## Information supplied:

--- BEGIN ---

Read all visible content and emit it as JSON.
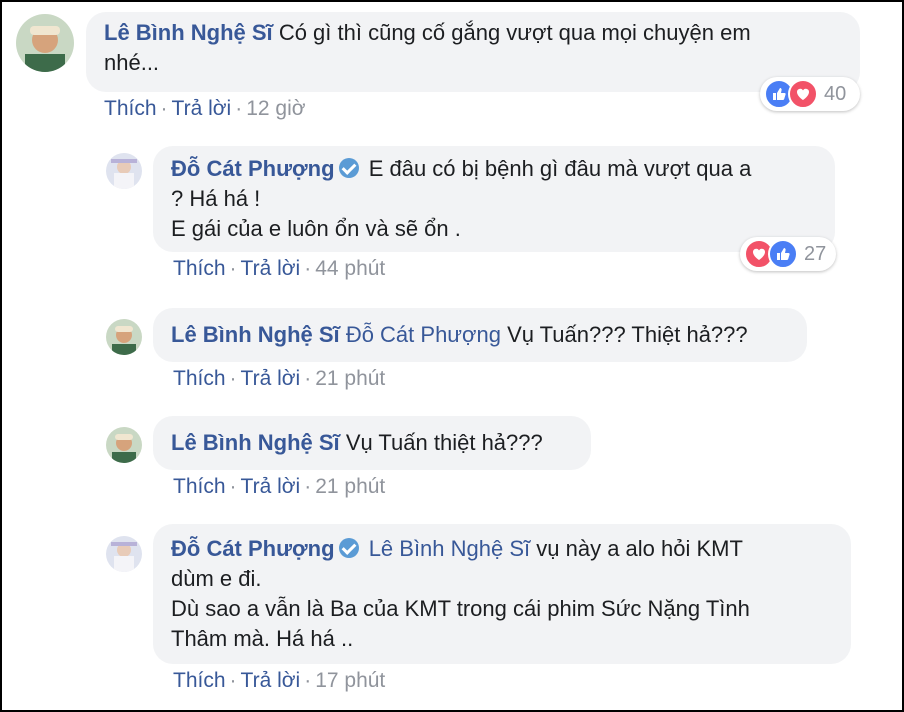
{
  "colors": {
    "link": "#385898",
    "bubble": "#f2f3f5",
    "meta": "#90949c",
    "like": "#4a7ef5",
    "love": "#f25268"
  },
  "comments": [
    {
      "author": "Lê Bình Nghệ Sĩ",
      "line1": "Có gì thì cũng cố gắng vượt qua mọi chuyện em",
      "line2": "nhé...",
      "like_label": "Thích",
      "reply_label": "Trả lời",
      "time": "12 giờ",
      "reactions": {
        "icons": [
          "like-icon",
          "love-icon"
        ],
        "count": "40"
      }
    },
    {
      "author": "Đỗ Cát Phượng",
      "verified": true,
      "line1": "E đâu có bị bệnh gì đâu mà vượt qua a",
      "line2": "? Há há !",
      "line3": "E gái của e luôn ổn và sẽ ổn .",
      "like_label": "Thích",
      "reply_label": "Trả lời",
      "time": "44 phút",
      "reactions": {
        "icons": [
          "love-icon",
          "like-icon"
        ],
        "count": "27"
      }
    },
    {
      "author": "Lê Bình Nghệ Sĩ",
      "tag": "Đỗ Cát Phượng",
      "line1": "Vụ Tuấn??? Thiệt hả???",
      "like_label": "Thích",
      "reply_label": "Trả lời",
      "time": "21 phút"
    },
    {
      "author": "Lê Bình Nghệ Sĩ",
      "line1": "Vụ Tuấn thiệt hả???",
      "like_label": "Thích",
      "reply_label": "Trả lời",
      "time": "21 phút"
    },
    {
      "author": "Đỗ Cát Phượng",
      "verified": true,
      "tag": "Lê Bình Nghệ Sĩ",
      "line1": "vụ này a alo hỏi KMT",
      "line2": "dùm e đi.",
      "line3": "Dù sao a vẫn là Ba của KMT trong cái phim Sức Nặng Tình",
      "line4": "Thâm mà. Há há ..",
      "like_label": "Thích",
      "reply_label": "Trả lời",
      "time": "17 phút"
    }
  ]
}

--- END ---

## What this task involves:
The records above are to be restated exactly, without their pictures.

## Solution:
Read all visible content and emit it as JSON.
{
  "colors": {
    "link": "#385898",
    "bubble": "#f2f3f5",
    "meta": "#90949c",
    "like": "#4a7ef5",
    "love": "#f25268"
  },
  "comments": [
    {
      "author": "Lê Bình Nghệ Sĩ",
      "line1": "Có gì thì cũng cố gắng vượt qua mọi chuyện em",
      "line2": "nhé...",
      "like_label": "Thích",
      "reply_label": "Trả lời",
      "time": "12 giờ",
      "reactions": {
        "icons": [
          "like-icon",
          "love-icon"
        ],
        "count": "40"
      }
    },
    {
      "author": "Đỗ Cát Phượng",
      "verified": true,
      "line1": "E đâu có bị bệnh gì đâu mà vượt qua a",
      "line2": "? Há há !",
      "line3": "E gái của e luôn ổn và sẽ ổn .",
      "like_label": "Thích",
      "reply_label": "Trả lời",
      "time": "44 phút",
      "reactions": {
        "icons": [
          "love-icon",
          "like-icon"
        ],
        "count": "27"
      }
    },
    {
      "author": "Lê Bình Nghệ Sĩ",
      "tag": "Đỗ Cát Phượng",
      "line1": "Vụ Tuấn??? Thiệt hả???",
      "like_label": "Thích",
      "reply_label": "Trả lời",
      "time": "21 phút"
    },
    {
      "author": "Lê Bình Nghệ Sĩ",
      "line1": "Vụ Tuấn thiệt hả???",
      "like_label": "Thích",
      "reply_label": "Trả lời",
      "time": "21 phút"
    },
    {
      "author": "Đỗ Cát Phượng",
      "verified": true,
      "tag": "Lê Bình Nghệ Sĩ",
      "line1": "vụ này a alo hỏi KMT",
      "line2": "dùm e đi.",
      "line3": "Dù sao a vẫn là Ba của KMT trong cái phim Sức Nặng Tình",
      "line4": "Thâm mà. Há há ..",
      "like_label": "Thích",
      "reply_label": "Trả lời",
      "time": "17 phút"
    }
  ]
}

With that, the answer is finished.